→ **What to produce**
State how many lines of the records contain the string "color", and give no other information.
= = = = = = =
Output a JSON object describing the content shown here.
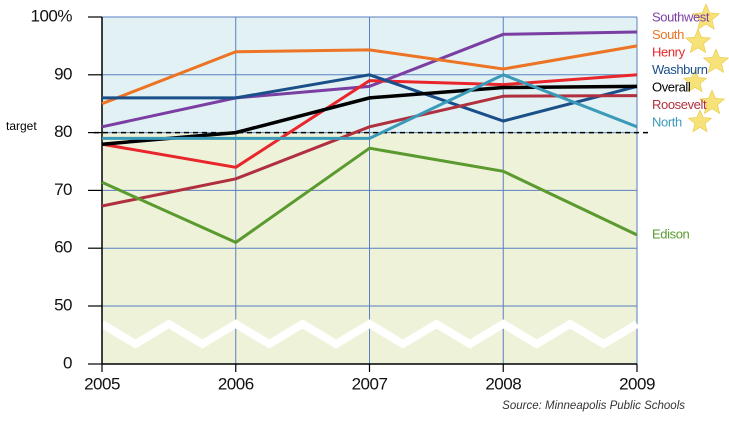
{
  "chart_data": {
    "type": "line",
    "x": [
      "2005",
      "2006",
      "2007",
      "2008",
      "2009"
    ],
    "series": [
      {
        "name": "Southwest",
        "color": "#7b3fa3",
        "values": [
          81,
          86,
          88,
          97,
          97.4
        ]
      },
      {
        "name": "South",
        "color": "#ec7424",
        "values": [
          85,
          94,
          94.3,
          91,
          95
        ]
      },
      {
        "name": "Henry",
        "color": "#e8262b",
        "values": [
          78,
          74,
          89,
          88.3,
          90
        ]
      },
      {
        "name": "Washburn",
        "color": "#1a4f8a",
        "values": [
          86,
          86,
          90,
          82,
          88
        ]
      },
      {
        "name": "Overall",
        "color": "#000000",
        "values": [
          78,
          80,
          86,
          87.8,
          88
        ]
      },
      {
        "name": "Roosevelt",
        "color": "#b0303f",
        "values": [
          67.3,
          72,
          81,
          86.3,
          86.4
        ]
      },
      {
        "name": "North",
        "color": "#3a9ab8",
        "values": [
          79,
          79,
          79,
          90,
          81
        ]
      },
      {
        "name": "Edison",
        "color": "#5a9a2e",
        "values": [
          71.4,
          61,
          77.3,
          73.3,
          62.3
        ]
      }
    ],
    "ylim": [
      0,
      100
    ],
    "ybreak": [
      0,
      50
    ],
    "yticks": [
      0,
      50,
      60,
      70,
      80,
      90,
      {
        "value": 100,
        "label": "100%"
      }
    ],
    "target": {
      "value": 80,
      "label": "target"
    },
    "grid": true,
    "source": "Source: Minneapolis Public Schools"
  }
}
= = = = = = =
→ **The response**
8